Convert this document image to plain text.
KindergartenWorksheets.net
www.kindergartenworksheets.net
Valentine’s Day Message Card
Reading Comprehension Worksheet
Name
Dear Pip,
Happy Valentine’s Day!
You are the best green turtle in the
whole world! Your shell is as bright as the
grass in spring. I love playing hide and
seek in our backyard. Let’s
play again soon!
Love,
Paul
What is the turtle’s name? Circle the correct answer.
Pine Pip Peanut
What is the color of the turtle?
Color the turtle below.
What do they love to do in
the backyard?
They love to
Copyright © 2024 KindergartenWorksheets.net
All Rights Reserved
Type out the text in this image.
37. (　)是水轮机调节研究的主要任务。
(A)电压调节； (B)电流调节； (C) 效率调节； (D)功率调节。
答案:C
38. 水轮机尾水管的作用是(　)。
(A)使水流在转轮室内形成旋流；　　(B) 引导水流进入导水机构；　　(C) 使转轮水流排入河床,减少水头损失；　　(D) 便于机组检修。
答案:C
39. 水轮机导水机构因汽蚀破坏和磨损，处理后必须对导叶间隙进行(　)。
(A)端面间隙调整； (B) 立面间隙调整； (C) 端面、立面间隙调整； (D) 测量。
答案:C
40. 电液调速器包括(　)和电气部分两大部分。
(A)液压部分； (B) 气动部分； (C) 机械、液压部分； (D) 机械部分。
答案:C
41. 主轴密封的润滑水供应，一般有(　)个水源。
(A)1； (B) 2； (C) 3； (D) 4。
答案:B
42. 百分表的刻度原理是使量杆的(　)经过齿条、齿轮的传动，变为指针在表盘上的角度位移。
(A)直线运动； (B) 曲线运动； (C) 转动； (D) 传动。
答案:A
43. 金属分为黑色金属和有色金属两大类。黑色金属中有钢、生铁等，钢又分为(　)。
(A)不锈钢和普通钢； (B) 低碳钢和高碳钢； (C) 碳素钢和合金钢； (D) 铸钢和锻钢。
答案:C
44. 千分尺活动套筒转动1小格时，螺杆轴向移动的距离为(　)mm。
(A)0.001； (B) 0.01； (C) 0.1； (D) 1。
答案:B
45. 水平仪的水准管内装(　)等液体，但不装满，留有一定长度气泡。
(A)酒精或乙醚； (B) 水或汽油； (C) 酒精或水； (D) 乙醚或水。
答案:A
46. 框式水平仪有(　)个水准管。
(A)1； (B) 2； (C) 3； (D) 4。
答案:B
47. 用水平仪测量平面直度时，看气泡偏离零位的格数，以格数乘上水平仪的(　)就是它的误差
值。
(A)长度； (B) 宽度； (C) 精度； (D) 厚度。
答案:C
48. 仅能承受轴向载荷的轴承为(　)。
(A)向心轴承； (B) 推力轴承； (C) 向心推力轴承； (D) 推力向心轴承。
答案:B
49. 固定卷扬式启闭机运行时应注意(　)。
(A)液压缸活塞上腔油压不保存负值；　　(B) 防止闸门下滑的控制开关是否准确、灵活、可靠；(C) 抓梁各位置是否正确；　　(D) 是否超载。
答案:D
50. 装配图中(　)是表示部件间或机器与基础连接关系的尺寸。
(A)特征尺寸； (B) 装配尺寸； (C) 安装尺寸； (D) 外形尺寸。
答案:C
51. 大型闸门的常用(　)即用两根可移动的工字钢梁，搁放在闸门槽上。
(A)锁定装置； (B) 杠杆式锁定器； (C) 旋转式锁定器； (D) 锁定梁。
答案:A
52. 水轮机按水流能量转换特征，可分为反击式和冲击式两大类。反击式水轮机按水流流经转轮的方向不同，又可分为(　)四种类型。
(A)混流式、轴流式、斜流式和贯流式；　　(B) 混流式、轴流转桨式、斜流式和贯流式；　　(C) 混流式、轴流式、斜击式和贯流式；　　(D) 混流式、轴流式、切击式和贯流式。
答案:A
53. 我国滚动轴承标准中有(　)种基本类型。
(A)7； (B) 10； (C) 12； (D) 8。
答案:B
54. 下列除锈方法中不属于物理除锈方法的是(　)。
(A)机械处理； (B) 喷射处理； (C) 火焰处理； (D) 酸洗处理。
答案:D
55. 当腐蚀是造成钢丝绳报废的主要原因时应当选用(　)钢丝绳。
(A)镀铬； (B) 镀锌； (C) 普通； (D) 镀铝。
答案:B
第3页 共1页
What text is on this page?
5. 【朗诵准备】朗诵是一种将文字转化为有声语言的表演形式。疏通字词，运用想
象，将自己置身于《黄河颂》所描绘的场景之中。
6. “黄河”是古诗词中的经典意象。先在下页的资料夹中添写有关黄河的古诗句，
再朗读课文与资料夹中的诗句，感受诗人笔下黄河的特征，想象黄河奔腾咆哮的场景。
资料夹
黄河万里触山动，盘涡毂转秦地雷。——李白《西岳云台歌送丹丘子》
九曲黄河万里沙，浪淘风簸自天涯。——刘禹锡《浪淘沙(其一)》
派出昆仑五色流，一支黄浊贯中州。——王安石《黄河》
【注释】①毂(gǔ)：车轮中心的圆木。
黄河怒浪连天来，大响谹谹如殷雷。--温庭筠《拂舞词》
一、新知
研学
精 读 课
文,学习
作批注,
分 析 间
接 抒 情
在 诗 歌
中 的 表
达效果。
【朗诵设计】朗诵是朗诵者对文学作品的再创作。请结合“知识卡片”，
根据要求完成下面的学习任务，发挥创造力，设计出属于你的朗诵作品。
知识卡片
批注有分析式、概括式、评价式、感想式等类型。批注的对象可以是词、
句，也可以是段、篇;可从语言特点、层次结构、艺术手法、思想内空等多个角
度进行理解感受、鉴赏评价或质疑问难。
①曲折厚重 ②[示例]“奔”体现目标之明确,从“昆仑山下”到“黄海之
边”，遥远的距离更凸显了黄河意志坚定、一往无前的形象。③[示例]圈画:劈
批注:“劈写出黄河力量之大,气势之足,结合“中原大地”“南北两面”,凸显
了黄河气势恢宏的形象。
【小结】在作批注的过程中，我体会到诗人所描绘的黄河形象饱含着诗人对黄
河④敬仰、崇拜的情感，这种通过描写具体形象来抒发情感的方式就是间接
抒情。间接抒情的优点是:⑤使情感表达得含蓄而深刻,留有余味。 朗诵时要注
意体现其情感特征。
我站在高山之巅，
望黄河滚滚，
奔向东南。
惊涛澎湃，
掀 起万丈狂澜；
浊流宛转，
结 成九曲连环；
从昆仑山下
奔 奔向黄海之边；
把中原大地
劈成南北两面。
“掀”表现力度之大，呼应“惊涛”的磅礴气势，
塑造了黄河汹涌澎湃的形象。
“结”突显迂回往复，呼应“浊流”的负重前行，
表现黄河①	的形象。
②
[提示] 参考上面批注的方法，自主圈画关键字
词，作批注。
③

* _What you will do_
From the records, copy every line that has the string "image" in it.

* _Solution to this problem_
Convert this document image to plain text.
Type out the text in this image.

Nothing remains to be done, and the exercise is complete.